*Task objective*
Pull out every line of the listing below where "when" appears.

-- Start Input data --

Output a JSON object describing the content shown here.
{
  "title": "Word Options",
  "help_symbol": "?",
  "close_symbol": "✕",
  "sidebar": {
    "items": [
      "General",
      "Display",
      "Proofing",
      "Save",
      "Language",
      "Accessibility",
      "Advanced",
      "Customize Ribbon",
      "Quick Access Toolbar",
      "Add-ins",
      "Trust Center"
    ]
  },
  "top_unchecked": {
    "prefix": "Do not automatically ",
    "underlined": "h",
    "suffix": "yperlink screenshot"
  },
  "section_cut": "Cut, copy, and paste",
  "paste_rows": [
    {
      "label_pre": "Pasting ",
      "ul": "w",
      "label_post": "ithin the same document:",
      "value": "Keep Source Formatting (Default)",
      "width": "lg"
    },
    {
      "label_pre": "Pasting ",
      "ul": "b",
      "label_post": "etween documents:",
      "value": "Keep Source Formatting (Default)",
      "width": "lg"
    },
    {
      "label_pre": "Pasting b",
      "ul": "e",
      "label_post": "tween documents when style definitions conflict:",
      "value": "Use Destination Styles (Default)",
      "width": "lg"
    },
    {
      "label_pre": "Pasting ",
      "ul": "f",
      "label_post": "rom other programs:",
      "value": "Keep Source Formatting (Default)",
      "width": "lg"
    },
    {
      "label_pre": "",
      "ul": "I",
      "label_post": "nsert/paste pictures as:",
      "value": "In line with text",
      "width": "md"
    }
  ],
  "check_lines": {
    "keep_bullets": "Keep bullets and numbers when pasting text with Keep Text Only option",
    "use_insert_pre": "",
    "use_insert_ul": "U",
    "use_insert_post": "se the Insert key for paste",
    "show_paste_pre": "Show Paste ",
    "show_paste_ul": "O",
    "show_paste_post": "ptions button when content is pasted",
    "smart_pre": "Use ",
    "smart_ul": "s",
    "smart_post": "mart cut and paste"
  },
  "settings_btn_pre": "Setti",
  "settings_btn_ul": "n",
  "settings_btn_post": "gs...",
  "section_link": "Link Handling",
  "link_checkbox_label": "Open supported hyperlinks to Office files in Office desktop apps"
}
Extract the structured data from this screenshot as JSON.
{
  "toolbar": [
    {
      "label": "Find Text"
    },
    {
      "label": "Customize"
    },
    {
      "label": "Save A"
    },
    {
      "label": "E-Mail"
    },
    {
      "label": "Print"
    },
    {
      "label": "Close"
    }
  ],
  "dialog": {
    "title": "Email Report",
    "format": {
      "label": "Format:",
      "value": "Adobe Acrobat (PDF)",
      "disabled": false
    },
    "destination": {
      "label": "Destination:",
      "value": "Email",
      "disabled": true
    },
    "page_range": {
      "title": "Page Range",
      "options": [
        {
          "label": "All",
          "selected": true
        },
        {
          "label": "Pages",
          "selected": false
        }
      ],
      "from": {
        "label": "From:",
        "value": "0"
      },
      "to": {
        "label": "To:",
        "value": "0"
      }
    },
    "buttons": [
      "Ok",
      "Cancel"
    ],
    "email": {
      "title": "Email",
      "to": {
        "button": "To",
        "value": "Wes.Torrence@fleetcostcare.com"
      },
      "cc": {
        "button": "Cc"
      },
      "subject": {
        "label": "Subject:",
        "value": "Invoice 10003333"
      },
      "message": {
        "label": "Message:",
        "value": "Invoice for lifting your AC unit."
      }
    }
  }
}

-- End Input data --

*Reply to the task*
      "label_post": "tween documents when style definitions conflict:",
    "keep_bullets": "Keep bullets and numbers when pasting text with Keep Text Only option",
    "show_paste_post": "ptions button when content is pasted",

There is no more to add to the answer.